■ **TASK INSTRUCTIONS**: Tally up the lines where the string "document" appears; reply with the number only.

:::::

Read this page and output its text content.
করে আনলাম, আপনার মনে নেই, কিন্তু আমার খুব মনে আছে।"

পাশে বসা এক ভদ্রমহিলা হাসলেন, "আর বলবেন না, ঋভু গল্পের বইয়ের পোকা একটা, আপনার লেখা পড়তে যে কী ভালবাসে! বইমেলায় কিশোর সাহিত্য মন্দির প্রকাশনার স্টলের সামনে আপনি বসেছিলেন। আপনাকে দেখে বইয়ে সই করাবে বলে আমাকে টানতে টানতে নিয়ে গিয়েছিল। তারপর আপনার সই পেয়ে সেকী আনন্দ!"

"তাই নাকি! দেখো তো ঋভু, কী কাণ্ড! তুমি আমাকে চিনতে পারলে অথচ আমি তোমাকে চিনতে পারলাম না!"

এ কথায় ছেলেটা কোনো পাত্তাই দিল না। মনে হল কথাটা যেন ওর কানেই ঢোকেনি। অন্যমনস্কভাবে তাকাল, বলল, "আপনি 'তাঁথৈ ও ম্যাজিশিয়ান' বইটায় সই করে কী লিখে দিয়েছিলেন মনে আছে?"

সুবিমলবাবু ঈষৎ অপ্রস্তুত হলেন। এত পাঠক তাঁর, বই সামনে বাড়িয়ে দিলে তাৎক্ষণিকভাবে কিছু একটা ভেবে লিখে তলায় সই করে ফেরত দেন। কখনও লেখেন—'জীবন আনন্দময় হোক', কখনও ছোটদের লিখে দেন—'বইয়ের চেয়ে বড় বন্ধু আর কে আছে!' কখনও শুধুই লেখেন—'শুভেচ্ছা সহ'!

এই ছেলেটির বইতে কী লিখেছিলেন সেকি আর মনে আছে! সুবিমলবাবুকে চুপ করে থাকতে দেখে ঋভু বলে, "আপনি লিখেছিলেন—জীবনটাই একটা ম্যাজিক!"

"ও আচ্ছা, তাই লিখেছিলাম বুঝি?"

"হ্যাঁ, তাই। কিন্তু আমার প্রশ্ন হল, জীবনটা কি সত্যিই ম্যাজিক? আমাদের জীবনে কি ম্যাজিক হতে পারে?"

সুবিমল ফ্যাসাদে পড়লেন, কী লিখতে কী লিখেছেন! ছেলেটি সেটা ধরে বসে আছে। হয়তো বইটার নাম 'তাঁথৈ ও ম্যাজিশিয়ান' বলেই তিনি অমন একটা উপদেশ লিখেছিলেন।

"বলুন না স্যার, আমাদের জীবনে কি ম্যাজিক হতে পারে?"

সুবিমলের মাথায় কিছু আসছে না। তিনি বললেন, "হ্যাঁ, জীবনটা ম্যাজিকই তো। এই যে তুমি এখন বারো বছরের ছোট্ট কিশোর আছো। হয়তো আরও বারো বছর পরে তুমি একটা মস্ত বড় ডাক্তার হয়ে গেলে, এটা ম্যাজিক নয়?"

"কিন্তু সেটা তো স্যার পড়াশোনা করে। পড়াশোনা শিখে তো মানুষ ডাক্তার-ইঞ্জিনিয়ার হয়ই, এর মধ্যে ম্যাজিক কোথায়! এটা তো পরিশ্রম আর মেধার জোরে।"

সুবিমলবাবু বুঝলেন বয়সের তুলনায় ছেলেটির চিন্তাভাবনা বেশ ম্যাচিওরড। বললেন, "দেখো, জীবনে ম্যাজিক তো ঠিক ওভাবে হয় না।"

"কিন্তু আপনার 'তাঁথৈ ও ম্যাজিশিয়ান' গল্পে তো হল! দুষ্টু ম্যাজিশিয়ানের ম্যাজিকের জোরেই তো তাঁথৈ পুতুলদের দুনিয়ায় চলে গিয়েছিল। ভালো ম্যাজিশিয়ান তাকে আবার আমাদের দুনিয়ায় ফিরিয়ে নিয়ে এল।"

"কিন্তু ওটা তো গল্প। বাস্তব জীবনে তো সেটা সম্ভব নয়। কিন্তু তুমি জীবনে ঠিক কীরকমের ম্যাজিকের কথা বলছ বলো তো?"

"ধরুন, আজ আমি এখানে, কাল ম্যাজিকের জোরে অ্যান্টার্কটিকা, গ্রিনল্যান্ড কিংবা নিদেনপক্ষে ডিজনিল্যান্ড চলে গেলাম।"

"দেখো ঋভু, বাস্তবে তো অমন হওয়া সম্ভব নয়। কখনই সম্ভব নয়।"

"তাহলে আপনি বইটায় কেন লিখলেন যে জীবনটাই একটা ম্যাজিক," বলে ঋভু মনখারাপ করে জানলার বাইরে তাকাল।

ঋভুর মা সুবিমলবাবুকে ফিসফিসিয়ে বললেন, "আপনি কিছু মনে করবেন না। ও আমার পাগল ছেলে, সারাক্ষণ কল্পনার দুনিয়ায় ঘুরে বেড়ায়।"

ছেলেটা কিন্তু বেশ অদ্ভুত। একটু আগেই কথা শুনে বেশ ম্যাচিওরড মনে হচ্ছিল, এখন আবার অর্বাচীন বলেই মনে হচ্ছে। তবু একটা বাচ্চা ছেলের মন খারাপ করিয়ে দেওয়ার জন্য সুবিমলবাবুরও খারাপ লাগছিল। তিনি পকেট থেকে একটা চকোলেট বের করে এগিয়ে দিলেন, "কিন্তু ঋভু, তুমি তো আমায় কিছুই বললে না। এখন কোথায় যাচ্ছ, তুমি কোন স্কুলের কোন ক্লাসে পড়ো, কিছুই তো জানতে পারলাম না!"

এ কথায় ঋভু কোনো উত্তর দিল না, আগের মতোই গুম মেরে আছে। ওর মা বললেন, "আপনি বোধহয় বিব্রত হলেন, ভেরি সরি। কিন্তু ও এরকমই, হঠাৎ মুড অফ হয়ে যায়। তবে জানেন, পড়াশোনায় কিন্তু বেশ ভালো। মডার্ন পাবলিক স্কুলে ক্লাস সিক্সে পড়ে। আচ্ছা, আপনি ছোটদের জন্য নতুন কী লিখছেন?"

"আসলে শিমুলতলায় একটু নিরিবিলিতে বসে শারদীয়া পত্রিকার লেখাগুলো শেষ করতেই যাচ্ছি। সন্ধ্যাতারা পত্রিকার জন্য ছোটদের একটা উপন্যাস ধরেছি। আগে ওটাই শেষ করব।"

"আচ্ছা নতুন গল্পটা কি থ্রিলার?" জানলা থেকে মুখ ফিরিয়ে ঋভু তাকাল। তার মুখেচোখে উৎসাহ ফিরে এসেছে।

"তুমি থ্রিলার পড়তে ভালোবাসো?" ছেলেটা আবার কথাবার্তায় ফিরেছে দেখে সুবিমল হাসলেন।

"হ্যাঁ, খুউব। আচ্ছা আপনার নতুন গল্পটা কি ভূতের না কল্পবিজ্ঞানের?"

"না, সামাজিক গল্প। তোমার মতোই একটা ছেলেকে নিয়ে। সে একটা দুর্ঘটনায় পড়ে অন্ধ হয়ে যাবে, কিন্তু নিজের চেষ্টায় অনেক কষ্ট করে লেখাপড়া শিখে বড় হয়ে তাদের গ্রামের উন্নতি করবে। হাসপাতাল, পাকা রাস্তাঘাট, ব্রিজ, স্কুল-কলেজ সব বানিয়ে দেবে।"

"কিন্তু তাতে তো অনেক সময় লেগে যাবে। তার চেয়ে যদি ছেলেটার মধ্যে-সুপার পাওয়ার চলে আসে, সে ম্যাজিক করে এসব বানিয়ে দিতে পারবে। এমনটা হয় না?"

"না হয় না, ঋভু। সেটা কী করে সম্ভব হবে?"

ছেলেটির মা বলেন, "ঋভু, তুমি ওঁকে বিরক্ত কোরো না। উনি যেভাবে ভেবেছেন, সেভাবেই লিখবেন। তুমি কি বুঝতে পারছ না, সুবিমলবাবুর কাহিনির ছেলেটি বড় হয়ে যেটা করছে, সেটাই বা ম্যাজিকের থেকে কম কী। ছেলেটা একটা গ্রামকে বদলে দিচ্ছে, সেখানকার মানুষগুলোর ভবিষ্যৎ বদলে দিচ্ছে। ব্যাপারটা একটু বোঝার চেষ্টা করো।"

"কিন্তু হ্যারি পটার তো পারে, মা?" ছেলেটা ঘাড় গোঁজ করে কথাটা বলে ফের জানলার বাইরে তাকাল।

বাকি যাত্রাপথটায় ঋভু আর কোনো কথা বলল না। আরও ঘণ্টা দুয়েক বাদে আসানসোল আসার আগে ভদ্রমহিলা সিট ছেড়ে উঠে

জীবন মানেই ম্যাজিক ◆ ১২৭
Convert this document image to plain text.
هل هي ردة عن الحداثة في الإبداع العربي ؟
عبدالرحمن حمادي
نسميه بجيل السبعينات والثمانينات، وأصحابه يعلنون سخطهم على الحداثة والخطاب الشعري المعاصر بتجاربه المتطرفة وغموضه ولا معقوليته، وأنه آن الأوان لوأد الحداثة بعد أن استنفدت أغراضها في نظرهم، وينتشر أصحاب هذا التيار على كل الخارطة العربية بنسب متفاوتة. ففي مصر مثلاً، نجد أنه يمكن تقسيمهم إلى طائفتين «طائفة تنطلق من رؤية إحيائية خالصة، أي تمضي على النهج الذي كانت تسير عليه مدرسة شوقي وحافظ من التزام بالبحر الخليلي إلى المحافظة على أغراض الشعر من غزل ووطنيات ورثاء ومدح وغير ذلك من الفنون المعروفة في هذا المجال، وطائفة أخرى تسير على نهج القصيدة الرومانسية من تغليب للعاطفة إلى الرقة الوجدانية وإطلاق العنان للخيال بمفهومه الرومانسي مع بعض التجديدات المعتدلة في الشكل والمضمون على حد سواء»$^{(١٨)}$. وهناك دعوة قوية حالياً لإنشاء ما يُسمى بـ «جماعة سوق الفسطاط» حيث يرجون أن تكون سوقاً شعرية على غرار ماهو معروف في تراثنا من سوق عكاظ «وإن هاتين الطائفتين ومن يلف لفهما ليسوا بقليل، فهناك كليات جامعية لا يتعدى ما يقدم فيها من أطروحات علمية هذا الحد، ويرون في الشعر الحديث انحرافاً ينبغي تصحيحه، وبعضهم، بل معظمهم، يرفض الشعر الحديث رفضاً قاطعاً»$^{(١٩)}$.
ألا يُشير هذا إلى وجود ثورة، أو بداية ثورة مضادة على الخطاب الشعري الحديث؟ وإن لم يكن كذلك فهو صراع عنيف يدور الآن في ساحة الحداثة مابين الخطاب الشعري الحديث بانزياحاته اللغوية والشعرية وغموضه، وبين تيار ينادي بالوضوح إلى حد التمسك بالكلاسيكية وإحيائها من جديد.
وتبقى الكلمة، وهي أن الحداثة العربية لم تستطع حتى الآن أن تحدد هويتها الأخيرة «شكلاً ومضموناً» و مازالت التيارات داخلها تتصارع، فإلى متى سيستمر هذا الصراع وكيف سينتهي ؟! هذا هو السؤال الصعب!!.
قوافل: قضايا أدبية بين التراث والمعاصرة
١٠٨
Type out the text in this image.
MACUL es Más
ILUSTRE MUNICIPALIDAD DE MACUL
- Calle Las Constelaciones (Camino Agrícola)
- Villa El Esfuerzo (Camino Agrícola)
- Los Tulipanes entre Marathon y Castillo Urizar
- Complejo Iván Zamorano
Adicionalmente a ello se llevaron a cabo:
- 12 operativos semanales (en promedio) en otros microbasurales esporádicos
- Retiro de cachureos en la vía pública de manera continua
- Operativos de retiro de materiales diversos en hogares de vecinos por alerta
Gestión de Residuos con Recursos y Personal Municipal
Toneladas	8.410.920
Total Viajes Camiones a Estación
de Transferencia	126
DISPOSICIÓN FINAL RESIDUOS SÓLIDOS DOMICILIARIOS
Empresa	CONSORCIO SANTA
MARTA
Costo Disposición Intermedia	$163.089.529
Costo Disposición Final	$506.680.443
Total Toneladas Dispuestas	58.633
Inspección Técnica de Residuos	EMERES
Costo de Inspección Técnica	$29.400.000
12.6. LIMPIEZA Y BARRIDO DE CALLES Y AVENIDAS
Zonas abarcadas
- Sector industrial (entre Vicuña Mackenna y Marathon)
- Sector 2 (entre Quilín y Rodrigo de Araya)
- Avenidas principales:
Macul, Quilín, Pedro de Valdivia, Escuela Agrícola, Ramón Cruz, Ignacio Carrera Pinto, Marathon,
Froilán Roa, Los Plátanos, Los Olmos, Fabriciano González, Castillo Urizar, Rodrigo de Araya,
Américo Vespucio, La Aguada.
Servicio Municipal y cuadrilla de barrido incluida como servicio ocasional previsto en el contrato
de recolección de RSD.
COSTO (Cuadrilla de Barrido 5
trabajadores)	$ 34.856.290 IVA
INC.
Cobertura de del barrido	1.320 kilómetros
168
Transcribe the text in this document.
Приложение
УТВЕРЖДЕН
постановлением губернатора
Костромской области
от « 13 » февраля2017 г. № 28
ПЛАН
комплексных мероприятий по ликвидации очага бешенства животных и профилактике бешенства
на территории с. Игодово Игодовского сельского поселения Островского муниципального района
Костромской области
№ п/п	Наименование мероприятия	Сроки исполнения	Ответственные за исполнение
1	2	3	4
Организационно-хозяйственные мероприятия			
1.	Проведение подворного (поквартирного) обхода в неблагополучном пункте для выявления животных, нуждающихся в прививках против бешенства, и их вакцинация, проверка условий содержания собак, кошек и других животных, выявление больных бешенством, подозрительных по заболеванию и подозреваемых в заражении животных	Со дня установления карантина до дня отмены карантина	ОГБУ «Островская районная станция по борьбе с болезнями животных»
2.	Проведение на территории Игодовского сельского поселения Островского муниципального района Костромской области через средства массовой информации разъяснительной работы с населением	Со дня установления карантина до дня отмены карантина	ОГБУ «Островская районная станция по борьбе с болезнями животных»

:::::

■ **WORKED ANSWER**: 2